*Directions*. Repeat the material exactly as it appears.

*Information provided*.
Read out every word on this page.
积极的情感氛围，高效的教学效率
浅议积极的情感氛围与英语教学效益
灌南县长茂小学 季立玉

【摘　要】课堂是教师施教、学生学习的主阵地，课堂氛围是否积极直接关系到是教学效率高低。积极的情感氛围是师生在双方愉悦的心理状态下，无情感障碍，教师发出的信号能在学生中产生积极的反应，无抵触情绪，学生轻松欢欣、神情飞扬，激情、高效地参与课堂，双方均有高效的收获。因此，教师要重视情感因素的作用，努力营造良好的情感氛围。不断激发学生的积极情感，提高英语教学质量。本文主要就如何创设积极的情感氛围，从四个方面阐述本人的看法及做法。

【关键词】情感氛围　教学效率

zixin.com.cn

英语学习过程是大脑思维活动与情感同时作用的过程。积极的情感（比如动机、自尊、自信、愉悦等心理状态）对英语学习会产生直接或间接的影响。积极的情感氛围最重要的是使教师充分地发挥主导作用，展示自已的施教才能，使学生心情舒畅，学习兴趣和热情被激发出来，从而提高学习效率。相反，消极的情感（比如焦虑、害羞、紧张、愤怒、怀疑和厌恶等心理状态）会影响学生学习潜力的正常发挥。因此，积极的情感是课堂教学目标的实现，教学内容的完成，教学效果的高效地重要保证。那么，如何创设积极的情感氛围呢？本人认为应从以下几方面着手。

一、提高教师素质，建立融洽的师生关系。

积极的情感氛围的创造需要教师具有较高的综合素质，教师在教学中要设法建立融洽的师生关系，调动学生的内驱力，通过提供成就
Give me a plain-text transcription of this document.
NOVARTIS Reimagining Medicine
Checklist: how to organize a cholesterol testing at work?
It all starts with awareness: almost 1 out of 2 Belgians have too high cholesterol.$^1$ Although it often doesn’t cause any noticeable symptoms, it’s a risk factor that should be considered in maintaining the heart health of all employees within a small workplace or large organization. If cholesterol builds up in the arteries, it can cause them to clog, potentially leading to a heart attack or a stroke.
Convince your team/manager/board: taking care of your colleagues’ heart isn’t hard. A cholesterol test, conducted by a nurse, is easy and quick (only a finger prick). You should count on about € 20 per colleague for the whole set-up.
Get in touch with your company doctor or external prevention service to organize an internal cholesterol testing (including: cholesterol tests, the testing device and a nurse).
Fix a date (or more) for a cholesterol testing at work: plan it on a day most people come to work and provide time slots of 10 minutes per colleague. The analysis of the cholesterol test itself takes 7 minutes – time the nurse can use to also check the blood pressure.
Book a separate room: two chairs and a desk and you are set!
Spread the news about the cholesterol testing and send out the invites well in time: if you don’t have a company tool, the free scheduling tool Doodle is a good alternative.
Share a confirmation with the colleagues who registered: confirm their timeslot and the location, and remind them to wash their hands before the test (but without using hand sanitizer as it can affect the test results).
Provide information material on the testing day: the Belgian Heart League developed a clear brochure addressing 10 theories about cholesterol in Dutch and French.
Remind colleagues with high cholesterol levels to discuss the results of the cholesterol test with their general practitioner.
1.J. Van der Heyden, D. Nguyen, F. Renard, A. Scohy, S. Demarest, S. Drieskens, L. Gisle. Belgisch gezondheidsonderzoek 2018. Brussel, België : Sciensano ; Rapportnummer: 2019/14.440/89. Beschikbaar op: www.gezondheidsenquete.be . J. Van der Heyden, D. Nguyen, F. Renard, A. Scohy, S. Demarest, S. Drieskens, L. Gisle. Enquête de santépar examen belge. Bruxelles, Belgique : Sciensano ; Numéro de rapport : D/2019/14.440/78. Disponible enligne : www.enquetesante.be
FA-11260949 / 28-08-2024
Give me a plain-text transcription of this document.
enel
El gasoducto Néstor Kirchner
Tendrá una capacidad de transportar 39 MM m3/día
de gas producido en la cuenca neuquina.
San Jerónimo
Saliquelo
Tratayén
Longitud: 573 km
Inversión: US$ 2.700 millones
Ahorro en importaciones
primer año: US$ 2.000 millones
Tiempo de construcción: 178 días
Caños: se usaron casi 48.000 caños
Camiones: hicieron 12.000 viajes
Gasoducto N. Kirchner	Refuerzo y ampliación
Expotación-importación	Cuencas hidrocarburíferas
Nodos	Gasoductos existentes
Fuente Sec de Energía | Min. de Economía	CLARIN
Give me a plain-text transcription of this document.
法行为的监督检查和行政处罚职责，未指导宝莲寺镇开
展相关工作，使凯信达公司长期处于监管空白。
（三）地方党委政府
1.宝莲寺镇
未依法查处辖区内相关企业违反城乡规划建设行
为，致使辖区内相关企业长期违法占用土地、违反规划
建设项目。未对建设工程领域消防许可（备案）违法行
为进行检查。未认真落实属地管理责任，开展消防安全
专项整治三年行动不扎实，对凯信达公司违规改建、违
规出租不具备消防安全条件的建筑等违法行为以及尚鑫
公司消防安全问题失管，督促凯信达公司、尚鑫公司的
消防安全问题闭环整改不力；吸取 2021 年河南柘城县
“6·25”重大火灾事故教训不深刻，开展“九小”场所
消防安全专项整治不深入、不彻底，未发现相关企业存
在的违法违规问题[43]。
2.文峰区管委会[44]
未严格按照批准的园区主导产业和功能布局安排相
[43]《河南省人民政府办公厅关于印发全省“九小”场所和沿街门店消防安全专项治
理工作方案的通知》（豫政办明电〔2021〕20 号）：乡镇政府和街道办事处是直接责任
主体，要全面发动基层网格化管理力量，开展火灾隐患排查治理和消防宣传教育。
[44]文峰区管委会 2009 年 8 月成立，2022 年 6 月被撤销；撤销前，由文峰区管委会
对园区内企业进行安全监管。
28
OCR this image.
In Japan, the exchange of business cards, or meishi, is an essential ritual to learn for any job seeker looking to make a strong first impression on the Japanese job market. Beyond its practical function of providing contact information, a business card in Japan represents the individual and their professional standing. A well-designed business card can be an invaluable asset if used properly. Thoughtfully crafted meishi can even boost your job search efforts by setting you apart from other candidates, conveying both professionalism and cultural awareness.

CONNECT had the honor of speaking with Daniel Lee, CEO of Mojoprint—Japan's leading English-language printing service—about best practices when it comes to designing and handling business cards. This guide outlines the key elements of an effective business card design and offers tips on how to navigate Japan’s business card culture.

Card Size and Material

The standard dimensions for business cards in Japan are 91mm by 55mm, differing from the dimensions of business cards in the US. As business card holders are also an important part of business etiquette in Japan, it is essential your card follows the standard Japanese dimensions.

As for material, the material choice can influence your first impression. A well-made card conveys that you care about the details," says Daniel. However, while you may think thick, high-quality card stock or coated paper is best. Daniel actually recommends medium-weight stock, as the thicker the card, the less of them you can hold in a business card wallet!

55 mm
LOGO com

*Problem solution*.
Read out every word on this page.
积极的情感氛围，高效的教学效率
浅议积极的情感氛围与英语教学效益
灌南县长茂小学 季立玉

【摘　要】课堂是教师施教、学生学习的主阵地，课堂氛围是否积极直接关系到是教学效率高低。积极的情感氛围是师生在双方愉悦的心理状态下，无情感障碍，教师发出的信号能在学生中产生积极的反应，无抵触情绪，学生轻松欢欣、神情飞扬，激情、高效地参与课堂，双方均有高效的收获。因此，教师要重视情感因素的作用，努力营造良好的情感氛围。不断激发学生的积极情感，提高英语教学质量。本文主要就如何创设积极的情感氛围，从四个方面阐述本人的看法及做法。

【关键词】情感氛围　教学效率

zixin.com.cn

英语学习过程是大脑思维活动与情感同时作用的过程。积极的情感（比如动机、自尊、自信、愉悦等心理状态）对英语学习会产生直接或间接的影响。积极的情感氛围最重要的是使教师充分地发挥主导作用，展示自已的施教才能，使学生心情舒畅，学习兴趣和热情被激发出来，从而提高学习效率。相反，消极的情感（比如焦虑、害羞、紧张、愤怒、怀疑和厌恶等心理状态）会影响学生学习潜力的正常发挥。因此，积极的情感是课堂教学目标的实现，教学内容的完成，教学效果的高效地重要保证。那么，如何创设积极的情感氛围呢？本人认为应从以下几方面着手。

一、提高教师素质，建立融洽的师生关系。

积极的情感氛围的创造需要教师具有较高的综合素质，教师在教学中要设法建立融洽的师生关系，调动学生的内驱力，通过提供成就
Give me a plain-text transcription of this document.
NOVARTIS Reimagining Medicine
Checklist: how to organize a cholesterol testing at work?
It all starts with awareness: almost 1 out of 2 Belgians have too high cholesterol.$^1$ Although it often doesn’t cause any noticeable symptoms, it’s a risk factor that should be considered in maintaining the heart health of all employees within a small workplace or large organization. If cholesterol builds up in the arteries, it can cause them to clog, potentially leading to a heart attack or a stroke.
Convince your team/manager/board: taking care of your colleagues’ heart isn’t hard. A cholesterol test, conducted by a nurse, is easy and quick (only a finger prick). You should count on about € 20 per colleague for the whole set-up.
Get in touch with your company doctor or external prevention service to organize an internal cholesterol testing (including: cholesterol tests, the testing device and a nurse).
Fix a date (or more) for a cholesterol testing at work: plan it on a day most people come to work and provide time slots of 10 minutes per colleague. The analysis of the cholesterol test itself takes 7 minutes – time the nurse can use to also check the blood pressure.
Book a separate room: two chairs and a desk and you are set!
Spread the news about the cholesterol testing and send out the invites well in time: if you don’t have a company tool, the free scheduling tool Doodle is a good alternative.
Share a confirmation with the colleagues who registered: confirm their timeslot and the location, and remind them to wash their hands before the test (but without using hand sanitizer as it can affect the test results).
Provide information material on the testing day: the Belgian Heart League developed a clear brochure addressing 10 theories about cholesterol in Dutch and French.
Remind colleagues with high cholesterol levels to discuss the results of the cholesterol test with their general practitioner.
1.J. Van der Heyden, D. Nguyen, F. Renard, A. Scohy, S. Demarest, S. Drieskens, L. Gisle. Belgisch gezondheidsonderzoek 2018. Brussel, België : Sciensano ; Rapportnummer: 2019/14.440/89. Beschikbaar op: www.gezondheidsenquete.be . J. Van der Heyden, D. Nguyen, F. Renard, A. Scohy, S. Demarest, S. Drieskens, L. Gisle. Enquête de santépar examen belge. Bruxelles, Belgique : Sciensano ; Numéro de rapport : D/2019/14.440/78. Disponible enligne : www.enquetesante.be
FA-11260949 / 28-08-2024
Give me a plain-text transcription of this document.
enel
El gasoducto Néstor Kirchner
Tendrá una capacidad de transportar 39 MM m3/día
de gas producido en la cuenca neuquina.
San Jerónimo
Saliquelo
Tratayén
Longitud: 573 km
Inversión: US$ 2.700 millones
Ahorro en importaciones
primer año: US$ 2.000 millones
Tiempo de construcción: 178 días
Caños: se usaron casi 48.000 caños
Camiones: hicieron 12.000 viajes
Gasoducto N. Kirchner	Refuerzo y ampliación
Expotación-importación	Cuencas hidrocarburíferas
Nodos	Gasoductos existentes
Fuente Sec de Energía | Min. de Economía	CLARIN
Give me a plain-text transcription of this document.
法行为的监督检查和行政处罚职责，未指导宝莲寺镇开
展相关工作，使凯信达公司长期处于监管空白。
（三）地方党委政府
1.宝莲寺镇
未依法查处辖区内相关企业违反城乡规划建设行
为，致使辖区内相关企业长期违法占用土地、违反规划
建设项目。未对建设工程领域消防许可（备案）违法行
为进行检查。未认真落实属地管理责任，开展消防安全
专项整治三年行动不扎实，对凯信达公司违规改建、违
规出租不具备消防安全条件的建筑等违法行为以及尚鑫
公司消防安全问题失管，督促凯信达公司、尚鑫公司的
消防安全问题闭环整改不力；吸取 2021 年河南柘城县
“6·25”重大火灾事故教训不深刻，开展“九小”场所
消防安全专项整治不深入、不彻底，未发现相关企业存
在的违法违规问题[43]。
2.文峰区管委会[44]
未严格按照批准的园区主导产业和功能布局安排相
[43]《河南省人民政府办公厅关于印发全省“九小”场所和沿街门店消防安全专项治
理工作方案的通知》（豫政办明电〔2021〕20 号）：乡镇政府和街道办事处是直接责任
主体，要全面发动基层网格化管理力量，开展火灾隐患排查治理和消防宣传教育。
[44]文峰区管委会 2009 年 8 月成立，2022 年 6 月被撤销；撤销前，由文峰区管委会
对园区内企业进行安全监管。
28
OCR this image.
In Japan, the exchange of business cards, or meishi, is an essential ritual to learn for any job seeker looking to make a strong first impression on the Japanese job market. Beyond its practical function of providing contact information, a business card in Japan represents the individual and their professional standing. A well-designed business card can be an invaluable asset if used properly. Thoughtfully crafted meishi can even boost your job search efforts by setting you apart from other candidates, conveying both professionalism and cultural awareness.

CONNECT had the honor of speaking with Daniel Lee, CEO of Mojoprint—Japan's leading English-language printing service—about best practices when it comes to designing and handling business cards. This guide outlines the key elements of an effective business card design and offers tips on how to navigate Japan’s business card culture.

Card Size and Material

The standard dimensions for business cards in Japan are 91mm by 55mm, differing from the dimensions of business cards in the US. As business card holders are also an important part of business etiquette in Japan, it is essential your card follows the standard Japanese dimensions.

As for material, the material choice can influence your first impression. A well-made card conveys that you care about the details," says Daniel. However, while you may think thick, high-quality card stock or coated paper is best. Daniel actually recommends medium-weight stock, as the thicker the card, the less of them you can hold in a business card wallet!

55 mm
LOGO com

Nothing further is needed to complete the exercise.